- **Work to complete**: Where a line holds "date", copy it.

Records excerpted from a collection
-.-.-

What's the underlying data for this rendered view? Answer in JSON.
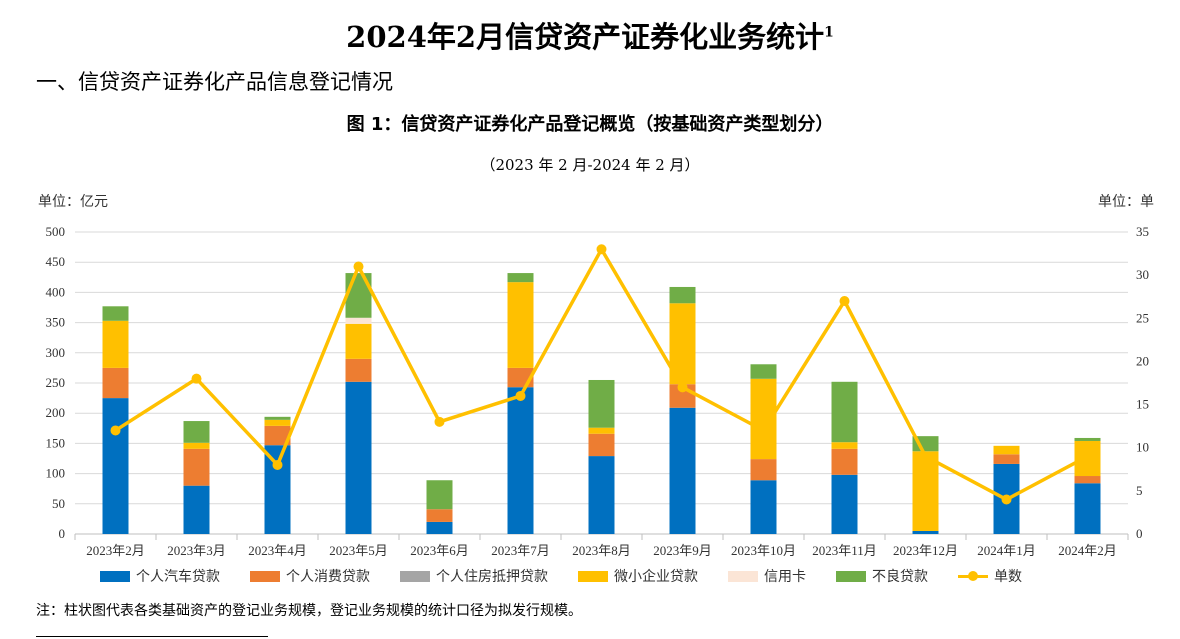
{
  "title": "2024年2月信贷资产证券化业务统计",
  "title_sup": "1",
  "section": "一、信贷资产证券化产品信息登记情况",
  "chart_data": {
    "type": "bar",
    "title": "图 1：信贷资产证券化产品登记概览（按基础资产类型划分）",
    "subtitle": "（2023 年 2 月-2024 年 2 月）",
    "ylabel": "单位：亿元",
    "y2label": "单位：单",
    "ylim": [
      0,
      500
    ],
    "y2lim": [
      0,
      35
    ],
    "yticks": [
      0,
      50,
      100,
      150,
      200,
      250,
      300,
      350,
      400,
      450,
      500
    ],
    "y2ticks": [
      0,
      5,
      10,
      15,
      20,
      25,
      30,
      35
    ],
    "categories": [
      "2023年2月",
      "2023年3月",
      "2023年4月",
      "2023年5月",
      "2023年6月",
      "2023年7月",
      "2023年8月",
      "2023年9月",
      "2023年10月",
      "2023年11月",
      "2023年12月",
      "2024年1月",
      "2024年2月"
    ],
    "series": [
      {
        "name": "个人汽车贷款",
        "color": "#0070C0",
        "values": [
          225,
          80,
          147,
          252,
          20,
          243,
          129,
          209,
          89,
          98,
          5,
          116,
          84
        ]
      },
      {
        "name": "个人消费贷款",
        "color": "#ED7D31",
        "values": [
          50,
          61,
          32,
          38,
          21,
          32,
          37,
          39,
          35,
          43,
          0,
          16,
          12
        ]
      },
      {
        "name": "个人住房抵押贷款",
        "color": "#A5A5A5",
        "values": [
          0,
          0,
          0,
          0,
          0,
          0,
          0,
          0,
          0,
          0,
          0,
          0,
          0
        ]
      },
      {
        "name": "微小企业贷款",
        "color": "#FFC000",
        "values": [
          78,
          10,
          10,
          58,
          0,
          142,
          10,
          134,
          133,
          11,
          132,
          14,
          58
        ]
      },
      {
        "name": "信用卡",
        "color": "#FBE5D6",
        "values": [
          0,
          0,
          0,
          10,
          0,
          0,
          0,
          0,
          0,
          0,
          0,
          0,
          0
        ]
      },
      {
        "name": "不良贷款",
        "color": "#70AD47",
        "values": [
          24,
          36,
          5,
          74,
          48,
          15,
          79,
          27,
          24,
          100,
          25,
          0,
          5
        ]
      }
    ],
    "line": {
      "name": "单数",
      "color": "#FFC000",
      "axis": "right",
      "values": [
        12,
        18,
        8,
        31,
        13,
        16,
        33,
        17,
        12,
        27,
        9,
        4,
        9
      ]
    },
    "legend": "bottom",
    "grid": true
  },
  "note": "注：柱状图代表各类基础资产的登记业务规模，登记业务规模的统计口径为拟发行规模。"
}
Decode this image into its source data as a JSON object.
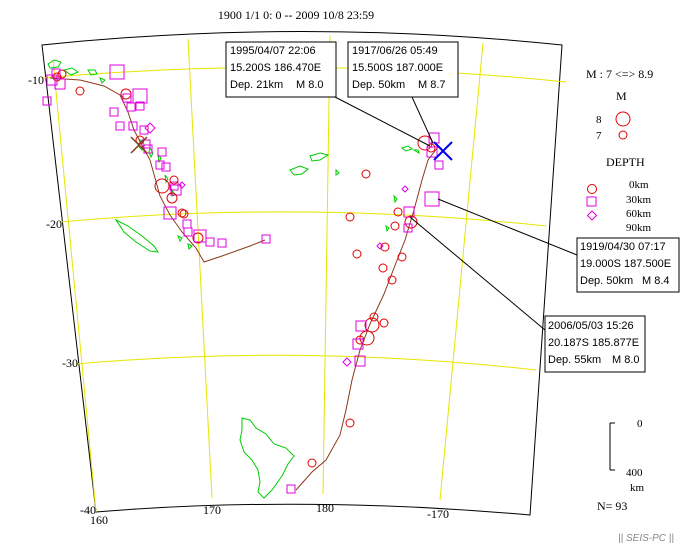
{
  "title": "1900 1/1 0: 0 -- 2009 10/8 23:59",
  "credit": "|| SEIS-PC ||",
  "count_label": "N= 93",
  "magnitude_legend": {
    "range": "M : 7 <=> 8.9",
    "heading": "M",
    "items": [
      {
        "label": "8"
      },
      {
        "label": "7"
      }
    ]
  },
  "depth_legend": {
    "heading": "DEPTH",
    "items": [
      {
        "label": "0km",
        "shape": "circle"
      },
      {
        "label": "30km",
        "shape": "square"
      },
      {
        "label": "60km",
        "shape": "diamond"
      },
      {
        "label": "90km",
        "shape": "diamond"
      }
    ]
  },
  "depth_scale": {
    "top": "0",
    "bottom": "400",
    "unit": "km"
  },
  "axes": {
    "lat_labels": [
      "-10",
      "-20",
      "-30",
      "-40"
    ],
    "lon_labels": [
      "160",
      "170",
      "180",
      "-170"
    ]
  },
  "callouts": [
    {
      "date": "1995/04/07 22:06",
      "coords": "15.200S 186.470E",
      "dep": "Dep. 21km",
      "mag": "M 8.0"
    },
    {
      "date": "1917/06/26 05:49",
      "coords": "15.500S 187.000E",
      "dep": "Dep. 50km",
      "mag": "M 8.7"
    },
    {
      "date": "1919/04/30 07:17",
      "coords": "19.000S 187.500E",
      "dep": "Dep. 50km",
      "mag": "M 8.4"
    },
    {
      "date": "2006/05/03 15:26",
      "coords": "20.187S 185.877E",
      "dep": "Dep. 55km",
      "mag": "M 8.0"
    }
  ],
  "colors": {
    "frame": "#000000",
    "grid": "#e6e600",
    "land": "#00cc00",
    "trench": "#8b3a1a",
    "shallow": "#e00000",
    "intermediate": "#e000e0",
    "highlight": "#0000ee"
  }
}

-.-.-

- **The output**:
      "date": "1995/04/07 22:06",
      "date": "1917/06/26 05:49",
      "date": "1919/04/30 07:17",
      "date": "2006/05/03 15:26",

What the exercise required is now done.